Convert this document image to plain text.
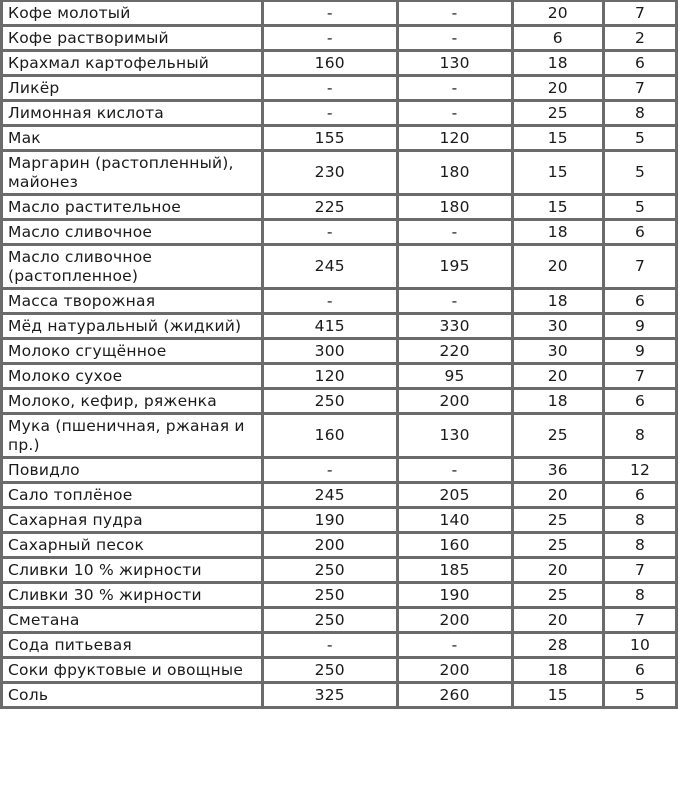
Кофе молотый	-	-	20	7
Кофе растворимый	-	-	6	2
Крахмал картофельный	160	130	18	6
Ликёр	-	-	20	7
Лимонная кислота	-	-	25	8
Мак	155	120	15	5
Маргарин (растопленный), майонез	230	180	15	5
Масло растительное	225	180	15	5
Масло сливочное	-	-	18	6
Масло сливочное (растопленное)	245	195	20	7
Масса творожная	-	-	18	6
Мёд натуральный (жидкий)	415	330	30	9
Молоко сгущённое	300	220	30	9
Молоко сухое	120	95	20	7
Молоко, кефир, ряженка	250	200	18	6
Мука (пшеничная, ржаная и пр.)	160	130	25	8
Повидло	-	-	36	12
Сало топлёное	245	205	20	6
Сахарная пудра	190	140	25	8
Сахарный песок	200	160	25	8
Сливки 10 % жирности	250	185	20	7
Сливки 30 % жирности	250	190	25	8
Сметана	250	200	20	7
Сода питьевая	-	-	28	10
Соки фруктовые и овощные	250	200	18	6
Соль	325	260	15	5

━━━━━━━━━━━━━━━━

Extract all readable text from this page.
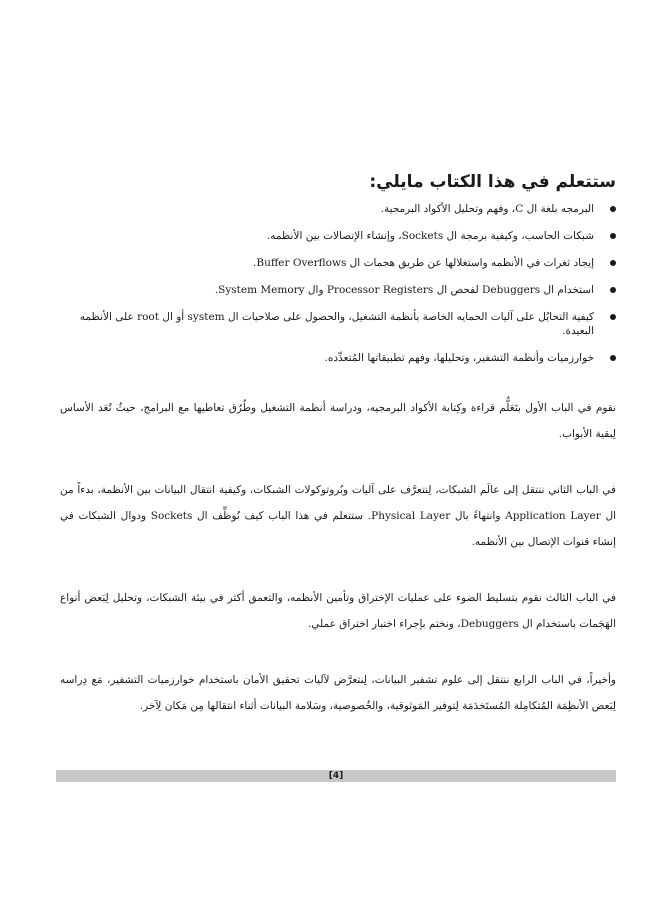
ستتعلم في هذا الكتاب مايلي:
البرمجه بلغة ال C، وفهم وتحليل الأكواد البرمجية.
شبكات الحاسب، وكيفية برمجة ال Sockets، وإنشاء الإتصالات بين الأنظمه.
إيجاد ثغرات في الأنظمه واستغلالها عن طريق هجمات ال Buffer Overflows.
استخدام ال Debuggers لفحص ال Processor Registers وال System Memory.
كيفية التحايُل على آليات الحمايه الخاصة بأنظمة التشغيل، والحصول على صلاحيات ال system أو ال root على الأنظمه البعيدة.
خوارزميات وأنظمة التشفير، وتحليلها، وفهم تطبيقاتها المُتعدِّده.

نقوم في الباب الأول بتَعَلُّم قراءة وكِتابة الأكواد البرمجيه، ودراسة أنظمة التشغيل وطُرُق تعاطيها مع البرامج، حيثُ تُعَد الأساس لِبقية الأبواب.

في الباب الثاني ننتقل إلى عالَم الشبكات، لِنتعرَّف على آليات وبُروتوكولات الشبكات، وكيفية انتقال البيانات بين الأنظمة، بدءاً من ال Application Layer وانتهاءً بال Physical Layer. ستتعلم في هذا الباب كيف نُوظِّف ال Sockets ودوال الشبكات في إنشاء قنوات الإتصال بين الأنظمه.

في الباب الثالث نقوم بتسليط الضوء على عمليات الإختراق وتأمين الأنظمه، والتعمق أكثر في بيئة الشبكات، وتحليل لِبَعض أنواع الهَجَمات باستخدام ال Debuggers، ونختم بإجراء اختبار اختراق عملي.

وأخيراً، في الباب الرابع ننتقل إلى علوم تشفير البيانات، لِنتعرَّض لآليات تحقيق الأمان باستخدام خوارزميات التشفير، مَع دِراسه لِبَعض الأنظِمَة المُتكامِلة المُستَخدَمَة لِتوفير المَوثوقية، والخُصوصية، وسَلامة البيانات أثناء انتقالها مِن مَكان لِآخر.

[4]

━━━━━━━━━━━━━━━━

■ Work to be completed
Write out every line of the preceding listing that contains "Масло".

■ Final result
Масло растительное	225	180	15	5
Масло сливочное	-	-	18	6
Масло сливочное (растопленное)	245	195	20	7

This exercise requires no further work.